WRITTEN TASK >> Lines containing the string "make" are to be counted; report the number and nothing more.

PROVIDED ENTRIES >>
━━━━━━
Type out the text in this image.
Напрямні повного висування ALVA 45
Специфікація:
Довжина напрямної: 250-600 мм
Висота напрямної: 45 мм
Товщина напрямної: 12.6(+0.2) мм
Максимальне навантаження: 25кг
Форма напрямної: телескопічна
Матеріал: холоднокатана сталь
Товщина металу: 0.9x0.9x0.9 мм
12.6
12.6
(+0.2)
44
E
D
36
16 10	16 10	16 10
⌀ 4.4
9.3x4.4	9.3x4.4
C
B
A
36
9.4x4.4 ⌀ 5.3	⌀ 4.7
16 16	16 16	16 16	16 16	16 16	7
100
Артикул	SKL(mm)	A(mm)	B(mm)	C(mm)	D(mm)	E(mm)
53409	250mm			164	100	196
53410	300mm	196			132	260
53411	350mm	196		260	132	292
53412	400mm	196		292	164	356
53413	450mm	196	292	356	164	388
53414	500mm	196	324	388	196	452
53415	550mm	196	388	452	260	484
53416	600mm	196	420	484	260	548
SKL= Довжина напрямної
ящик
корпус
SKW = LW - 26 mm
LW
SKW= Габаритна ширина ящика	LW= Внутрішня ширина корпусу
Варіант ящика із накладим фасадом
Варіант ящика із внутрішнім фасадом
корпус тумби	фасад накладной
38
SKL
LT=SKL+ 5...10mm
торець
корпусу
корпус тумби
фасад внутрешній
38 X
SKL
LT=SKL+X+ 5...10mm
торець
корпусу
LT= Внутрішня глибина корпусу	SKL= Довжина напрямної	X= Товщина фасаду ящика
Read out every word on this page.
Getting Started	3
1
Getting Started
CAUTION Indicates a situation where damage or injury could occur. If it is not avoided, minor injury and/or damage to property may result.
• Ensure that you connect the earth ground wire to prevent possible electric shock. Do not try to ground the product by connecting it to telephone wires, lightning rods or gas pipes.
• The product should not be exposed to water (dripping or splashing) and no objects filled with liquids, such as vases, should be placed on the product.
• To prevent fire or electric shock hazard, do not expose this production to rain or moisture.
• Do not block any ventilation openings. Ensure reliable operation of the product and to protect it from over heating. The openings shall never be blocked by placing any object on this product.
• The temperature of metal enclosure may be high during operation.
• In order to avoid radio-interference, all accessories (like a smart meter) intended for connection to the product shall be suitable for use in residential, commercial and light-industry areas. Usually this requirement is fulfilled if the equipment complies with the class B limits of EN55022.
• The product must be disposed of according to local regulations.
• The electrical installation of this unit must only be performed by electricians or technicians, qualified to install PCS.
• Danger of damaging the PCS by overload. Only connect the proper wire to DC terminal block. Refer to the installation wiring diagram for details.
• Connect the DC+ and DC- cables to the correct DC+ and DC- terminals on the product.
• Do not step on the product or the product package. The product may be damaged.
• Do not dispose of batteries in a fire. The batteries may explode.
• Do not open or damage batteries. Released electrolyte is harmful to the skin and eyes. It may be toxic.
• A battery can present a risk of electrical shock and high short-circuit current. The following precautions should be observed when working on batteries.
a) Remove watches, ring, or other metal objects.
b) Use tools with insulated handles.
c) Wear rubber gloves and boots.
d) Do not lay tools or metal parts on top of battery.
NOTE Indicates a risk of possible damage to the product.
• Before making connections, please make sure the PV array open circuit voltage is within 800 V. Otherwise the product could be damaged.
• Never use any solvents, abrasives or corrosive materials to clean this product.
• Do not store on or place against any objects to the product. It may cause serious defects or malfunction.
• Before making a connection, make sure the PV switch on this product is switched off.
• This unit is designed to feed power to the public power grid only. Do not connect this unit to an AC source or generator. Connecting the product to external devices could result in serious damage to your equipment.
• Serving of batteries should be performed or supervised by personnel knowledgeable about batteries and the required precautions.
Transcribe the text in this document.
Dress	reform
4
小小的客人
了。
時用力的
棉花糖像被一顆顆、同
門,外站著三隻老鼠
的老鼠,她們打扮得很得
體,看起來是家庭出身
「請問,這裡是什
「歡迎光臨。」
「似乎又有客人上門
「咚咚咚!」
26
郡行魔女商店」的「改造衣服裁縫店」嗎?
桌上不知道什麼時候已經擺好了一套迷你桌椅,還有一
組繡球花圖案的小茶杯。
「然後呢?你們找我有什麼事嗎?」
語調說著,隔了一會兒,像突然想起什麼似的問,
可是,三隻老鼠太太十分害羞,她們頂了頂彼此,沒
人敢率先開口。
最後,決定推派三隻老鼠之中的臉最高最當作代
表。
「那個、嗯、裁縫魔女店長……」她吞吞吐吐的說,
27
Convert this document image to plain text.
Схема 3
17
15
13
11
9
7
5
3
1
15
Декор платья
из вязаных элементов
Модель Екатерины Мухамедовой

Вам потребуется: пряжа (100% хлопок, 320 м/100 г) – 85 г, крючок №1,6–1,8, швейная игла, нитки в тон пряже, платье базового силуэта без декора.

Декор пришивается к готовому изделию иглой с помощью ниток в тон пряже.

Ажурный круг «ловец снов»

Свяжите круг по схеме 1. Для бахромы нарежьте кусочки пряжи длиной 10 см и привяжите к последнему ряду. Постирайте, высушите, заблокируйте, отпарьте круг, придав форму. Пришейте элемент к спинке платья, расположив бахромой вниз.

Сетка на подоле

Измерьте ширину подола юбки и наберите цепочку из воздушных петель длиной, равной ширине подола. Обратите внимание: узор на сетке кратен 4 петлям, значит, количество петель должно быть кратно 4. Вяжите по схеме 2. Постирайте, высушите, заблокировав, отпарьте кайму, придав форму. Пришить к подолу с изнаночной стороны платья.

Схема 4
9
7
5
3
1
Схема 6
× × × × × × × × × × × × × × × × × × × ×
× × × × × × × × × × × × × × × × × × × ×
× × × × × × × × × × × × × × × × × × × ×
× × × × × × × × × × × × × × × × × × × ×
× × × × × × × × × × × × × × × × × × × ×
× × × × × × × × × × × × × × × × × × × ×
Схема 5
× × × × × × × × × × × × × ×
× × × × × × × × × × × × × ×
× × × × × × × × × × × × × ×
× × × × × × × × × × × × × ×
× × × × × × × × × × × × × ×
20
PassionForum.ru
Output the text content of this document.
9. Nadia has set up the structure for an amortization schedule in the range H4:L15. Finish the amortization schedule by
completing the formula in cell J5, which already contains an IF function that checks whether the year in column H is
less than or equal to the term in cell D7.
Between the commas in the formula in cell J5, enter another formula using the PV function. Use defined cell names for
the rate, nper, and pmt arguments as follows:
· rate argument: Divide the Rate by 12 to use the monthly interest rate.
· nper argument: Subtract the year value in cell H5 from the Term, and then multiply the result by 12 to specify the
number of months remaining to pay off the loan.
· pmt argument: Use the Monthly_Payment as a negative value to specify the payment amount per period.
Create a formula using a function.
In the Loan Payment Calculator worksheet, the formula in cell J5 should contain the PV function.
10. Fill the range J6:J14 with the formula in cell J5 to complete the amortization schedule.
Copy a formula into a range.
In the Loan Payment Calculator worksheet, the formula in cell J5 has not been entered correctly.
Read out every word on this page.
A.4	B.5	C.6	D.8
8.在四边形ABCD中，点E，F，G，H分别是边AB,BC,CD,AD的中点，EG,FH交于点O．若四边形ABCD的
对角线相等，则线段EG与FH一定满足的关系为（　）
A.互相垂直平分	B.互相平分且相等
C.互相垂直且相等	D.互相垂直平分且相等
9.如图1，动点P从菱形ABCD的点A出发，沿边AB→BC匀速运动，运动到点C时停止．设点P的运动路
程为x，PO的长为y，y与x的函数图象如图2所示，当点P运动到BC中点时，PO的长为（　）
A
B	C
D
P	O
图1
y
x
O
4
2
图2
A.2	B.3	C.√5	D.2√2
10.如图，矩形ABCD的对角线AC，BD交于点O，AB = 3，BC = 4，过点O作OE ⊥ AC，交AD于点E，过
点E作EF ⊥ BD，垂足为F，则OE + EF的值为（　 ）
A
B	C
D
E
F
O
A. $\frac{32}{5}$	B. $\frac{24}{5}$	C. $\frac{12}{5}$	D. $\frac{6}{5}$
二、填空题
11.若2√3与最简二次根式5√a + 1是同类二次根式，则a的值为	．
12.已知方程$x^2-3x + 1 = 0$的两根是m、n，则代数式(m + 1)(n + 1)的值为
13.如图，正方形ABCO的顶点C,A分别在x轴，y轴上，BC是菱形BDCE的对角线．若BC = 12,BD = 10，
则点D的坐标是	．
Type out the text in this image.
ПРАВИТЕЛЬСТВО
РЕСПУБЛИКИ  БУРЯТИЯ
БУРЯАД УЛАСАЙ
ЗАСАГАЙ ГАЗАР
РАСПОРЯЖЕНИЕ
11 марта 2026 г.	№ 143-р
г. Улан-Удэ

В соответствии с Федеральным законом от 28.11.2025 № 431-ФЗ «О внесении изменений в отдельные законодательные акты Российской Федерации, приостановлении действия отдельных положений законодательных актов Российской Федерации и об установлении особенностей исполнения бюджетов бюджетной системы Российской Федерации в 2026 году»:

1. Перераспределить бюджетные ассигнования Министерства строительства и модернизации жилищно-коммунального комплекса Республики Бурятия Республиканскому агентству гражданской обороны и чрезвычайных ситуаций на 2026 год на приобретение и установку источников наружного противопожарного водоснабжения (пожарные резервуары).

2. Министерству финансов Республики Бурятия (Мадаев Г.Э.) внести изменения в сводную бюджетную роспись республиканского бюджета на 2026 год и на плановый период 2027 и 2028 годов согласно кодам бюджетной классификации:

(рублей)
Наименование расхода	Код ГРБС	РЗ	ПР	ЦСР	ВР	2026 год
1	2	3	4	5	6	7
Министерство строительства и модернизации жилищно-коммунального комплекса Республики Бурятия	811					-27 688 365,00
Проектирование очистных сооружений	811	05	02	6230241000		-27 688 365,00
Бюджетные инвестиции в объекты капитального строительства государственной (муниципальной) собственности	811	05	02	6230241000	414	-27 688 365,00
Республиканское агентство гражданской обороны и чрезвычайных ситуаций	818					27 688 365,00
━━━━━━
RESULT >> 2